TO BE DONE: Reproduce the material in full, unchanged.

Data listing:
•••
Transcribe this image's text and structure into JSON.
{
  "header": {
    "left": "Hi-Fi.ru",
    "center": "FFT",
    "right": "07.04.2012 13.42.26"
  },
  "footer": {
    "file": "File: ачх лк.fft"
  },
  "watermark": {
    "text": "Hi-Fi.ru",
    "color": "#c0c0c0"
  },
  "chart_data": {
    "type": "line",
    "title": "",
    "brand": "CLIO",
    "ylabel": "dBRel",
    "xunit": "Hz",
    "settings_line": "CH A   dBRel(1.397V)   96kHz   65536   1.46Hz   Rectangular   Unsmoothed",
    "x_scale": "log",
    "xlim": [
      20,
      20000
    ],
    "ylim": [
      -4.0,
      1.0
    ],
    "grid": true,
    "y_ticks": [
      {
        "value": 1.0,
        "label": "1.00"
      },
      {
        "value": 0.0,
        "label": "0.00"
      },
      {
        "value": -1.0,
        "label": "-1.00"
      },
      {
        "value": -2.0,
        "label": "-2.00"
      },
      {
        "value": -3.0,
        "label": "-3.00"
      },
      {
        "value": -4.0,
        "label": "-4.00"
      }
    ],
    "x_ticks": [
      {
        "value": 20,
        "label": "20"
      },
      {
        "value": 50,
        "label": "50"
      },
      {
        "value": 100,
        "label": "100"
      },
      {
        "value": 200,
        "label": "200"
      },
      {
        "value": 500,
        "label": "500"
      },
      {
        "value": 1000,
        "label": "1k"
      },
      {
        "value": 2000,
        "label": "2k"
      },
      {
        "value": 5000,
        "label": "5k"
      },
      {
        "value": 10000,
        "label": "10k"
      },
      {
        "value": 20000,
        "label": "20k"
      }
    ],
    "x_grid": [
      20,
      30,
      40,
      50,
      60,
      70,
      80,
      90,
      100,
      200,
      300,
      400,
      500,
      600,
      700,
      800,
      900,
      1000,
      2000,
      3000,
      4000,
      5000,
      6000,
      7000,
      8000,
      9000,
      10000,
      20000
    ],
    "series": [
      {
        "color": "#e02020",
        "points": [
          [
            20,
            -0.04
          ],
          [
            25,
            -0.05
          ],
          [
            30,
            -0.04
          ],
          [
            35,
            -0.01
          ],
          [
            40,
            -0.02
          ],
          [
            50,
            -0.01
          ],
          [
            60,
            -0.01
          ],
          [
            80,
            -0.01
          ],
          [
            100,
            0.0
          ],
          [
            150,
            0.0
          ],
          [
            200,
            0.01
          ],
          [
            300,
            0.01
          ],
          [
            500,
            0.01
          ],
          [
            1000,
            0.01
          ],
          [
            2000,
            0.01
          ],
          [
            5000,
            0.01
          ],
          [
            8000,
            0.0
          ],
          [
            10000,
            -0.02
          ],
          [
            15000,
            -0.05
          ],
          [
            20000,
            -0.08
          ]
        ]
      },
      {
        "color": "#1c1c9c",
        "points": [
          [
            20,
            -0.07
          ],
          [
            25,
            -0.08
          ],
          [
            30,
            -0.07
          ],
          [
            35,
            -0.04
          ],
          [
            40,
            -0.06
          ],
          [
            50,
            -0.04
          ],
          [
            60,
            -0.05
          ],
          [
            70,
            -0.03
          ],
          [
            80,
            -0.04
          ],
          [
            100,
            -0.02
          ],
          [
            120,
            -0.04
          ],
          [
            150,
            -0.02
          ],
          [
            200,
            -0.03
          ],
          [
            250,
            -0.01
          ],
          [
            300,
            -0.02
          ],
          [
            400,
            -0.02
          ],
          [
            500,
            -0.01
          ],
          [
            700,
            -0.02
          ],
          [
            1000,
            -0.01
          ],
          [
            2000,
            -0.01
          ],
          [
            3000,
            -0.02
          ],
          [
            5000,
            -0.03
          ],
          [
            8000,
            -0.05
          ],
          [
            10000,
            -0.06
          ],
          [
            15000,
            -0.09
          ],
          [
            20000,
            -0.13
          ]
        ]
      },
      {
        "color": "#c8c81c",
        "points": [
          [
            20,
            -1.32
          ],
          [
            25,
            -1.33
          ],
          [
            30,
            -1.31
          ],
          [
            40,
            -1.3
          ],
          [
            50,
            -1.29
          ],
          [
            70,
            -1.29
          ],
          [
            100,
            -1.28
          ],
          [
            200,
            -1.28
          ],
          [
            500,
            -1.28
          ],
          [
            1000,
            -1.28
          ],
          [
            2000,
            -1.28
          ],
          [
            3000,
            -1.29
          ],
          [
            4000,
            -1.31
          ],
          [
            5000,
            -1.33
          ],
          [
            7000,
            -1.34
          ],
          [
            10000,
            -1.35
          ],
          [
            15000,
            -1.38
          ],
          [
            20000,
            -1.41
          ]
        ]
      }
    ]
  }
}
•••
THE RESULT:
Transcribe this image's text and structure into JSON.
{
  "header": {
    "left": "Hi-Fi.ru",
    "center": "FFT",
    "right": "07.04.2012 13.42.26"
  },
  "footer": {
    "file": "File: ачх лк.fft"
  },
  "watermark": {
    "text": "Hi-Fi.ru",
    "color": "#c0c0c0"
  },
  "chart_data": {
    "type": "line",
    "title": "",
    "brand": "CLIO",
    "ylabel": "dBRel",
    "xunit": "Hz",
    "settings_line": "CH A   dBRel(1.397V)   96kHz   65536   1.46Hz   Rectangular   Unsmoothed",
    "x_scale": "log",
    "xlim": [
      20,
      20000
    ],
    "ylim": [
      -4.0,
      1.0
    ],
    "grid": true,
    "y_ticks": [
      {
        "value": 1.0,
        "label": "1.00"
      },
      {
        "value": 0.0,
        "label": "0.00"
      },
      {
        "value": -1.0,
        "label": "-1.00"
      },
      {
        "value": -2.0,
        "label": "-2.00"
      },
      {
        "value": -3.0,
        "label": "-3.00"
      },
      {
        "value": -4.0,
        "label": "-4.00"
      }
    ],
    "x_ticks": [
      {
        "value": 20,
        "label": "20"
      },
      {
        "value": 50,
        "label": "50"
      },
      {
        "value": 100,
        "label": "100"
      },
      {
        "value": 200,
        "label": "200"
      },
      {
        "value": 500,
        "label": "500"
      },
      {
        "value": 1000,
        "label": "1k"
      },
      {
        "value": 2000,
        "label": "2k"
      },
      {
        "value": 5000,
        "label": "5k"
      },
      {
        "value": 10000,
        "label": "10k"
      },
      {
        "value": 20000,
        "label": "20k"
      }
    ],
    "x_grid": [
      20,
      30,
      40,
      50,
      60,
      70,
      80,
      90,
      100,
      200,
      300,
      400,
      500,
      600,
      700,
      800,
      900,
      1000,
      2000,
      3000,
      4000,
      5000,
      6000,
      7000,
      8000,
      9000,
      10000,
      20000
    ],
    "series": [
      {
        "color": "#e02020",
        "points": [
          [
            20,
            -0.04
          ],
          [
            25,
            -0.05
          ],
          [
            30,
            -0.04
          ],
          [
            35,
            -0.01
          ],
          [
            40,
            -0.02
          ],
          [
            50,
            -0.01
          ],
          [
            60,
            -0.01
          ],
          [
            80,
            -0.01
          ],
          [
            100,
            0.0
          ],
          [
            150,
            0.0
          ],
          [
            200,
            0.01
          ],
          [
            300,
            0.01
          ],
          [
            500,
            0.01
          ],
          [
            1000,
            0.01
          ],
          [
            2000,
            0.01
          ],
          [
            5000,
            0.01
          ],
          [
            8000,
            0.0
          ],
          [
            10000,
            -0.02
          ],
          [
            15000,
            -0.05
          ],
          [
            20000,
            -0.08
          ]
        ]
      },
      {
        "color": "#1c1c9c",
        "points": [
          [
            20,
            -0.07
          ],
          [
            25,
            -0.08
          ],
          [
            30,
            -0.07
          ],
          [
            35,
            -0.04
          ],
          [
            40,
            -0.06
          ],
          [
            50,
            -0.04
          ],
          [
            60,
            -0.05
          ],
          [
            70,
            -0.03
          ],
          [
            80,
            -0.04
          ],
          [
            100,
            -0.02
          ],
          [
            120,
            -0.04
          ],
          [
            150,
            -0.02
          ],
          [
            200,
            -0.03
          ],
          [
            250,
            -0.01
          ],
          [
            300,
            -0.02
          ],
          [
            400,
            -0.02
          ],
          [
            500,
            -0.01
          ],
          [
            700,
            -0.02
          ],
          [
            1000,
            -0.01
          ],
          [
            2000,
            -0.01
          ],
          [
            3000,
            -0.02
          ],
          [
            5000,
            -0.03
          ],
          [
            8000,
            -0.05
          ],
          [
            10000,
            -0.06
          ],
          [
            15000,
            -0.09
          ],
          [
            20000,
            -0.13
          ]
        ]
      },
      {
        "color": "#c8c81c",
        "points": [
          [
            20,
            -1.32
          ],
          [
            25,
            -1.33
          ],
          [
            30,
            -1.31
          ],
          [
            40,
            -1.3
          ],
          [
            50,
            -1.29
          ],
          [
            70,
            -1.29
          ],
          [
            100,
            -1.28
          ],
          [
            200,
            -1.28
          ],
          [
            500,
            -1.28
          ],
          [
            1000,
            -1.28
          ],
          [
            2000,
            -1.28
          ],
          [
            3000,
            -1.29
          ],
          [
            4000,
            -1.31
          ],
          [
            5000,
            -1.33
          ],
          [
            7000,
            -1.34
          ],
          [
            10000,
            -1.35
          ],
          [
            15000,
            -1.38
          ],
          [
            20000,
            -1.41
          ]
        ]
      }
    ]
  }
}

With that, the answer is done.